═════ Material provided

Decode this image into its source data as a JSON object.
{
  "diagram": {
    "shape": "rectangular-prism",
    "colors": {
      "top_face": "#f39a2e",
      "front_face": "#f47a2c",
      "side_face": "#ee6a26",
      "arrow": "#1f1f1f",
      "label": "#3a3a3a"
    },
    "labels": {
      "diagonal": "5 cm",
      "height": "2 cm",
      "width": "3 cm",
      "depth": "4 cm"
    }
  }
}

══════════

(Do this): Copy out each record exactly as given, omitting none.

(Solution to this problem):
Decode this image into its source data as a JSON object.
{
  "diagram": {
    "shape": "rectangular-prism",
    "colors": {
      "top_face": "#f39a2e",
      "front_face": "#f47a2c",
      "side_face": "#ee6a26",
      "arrow": "#1f1f1f",
      "label": "#3a3a3a"
    },
    "labels": {
      "diagonal": "5 cm",
      "height": "2 cm",
      "width": "3 cm",
      "depth": "4 cm"
    }
  }
}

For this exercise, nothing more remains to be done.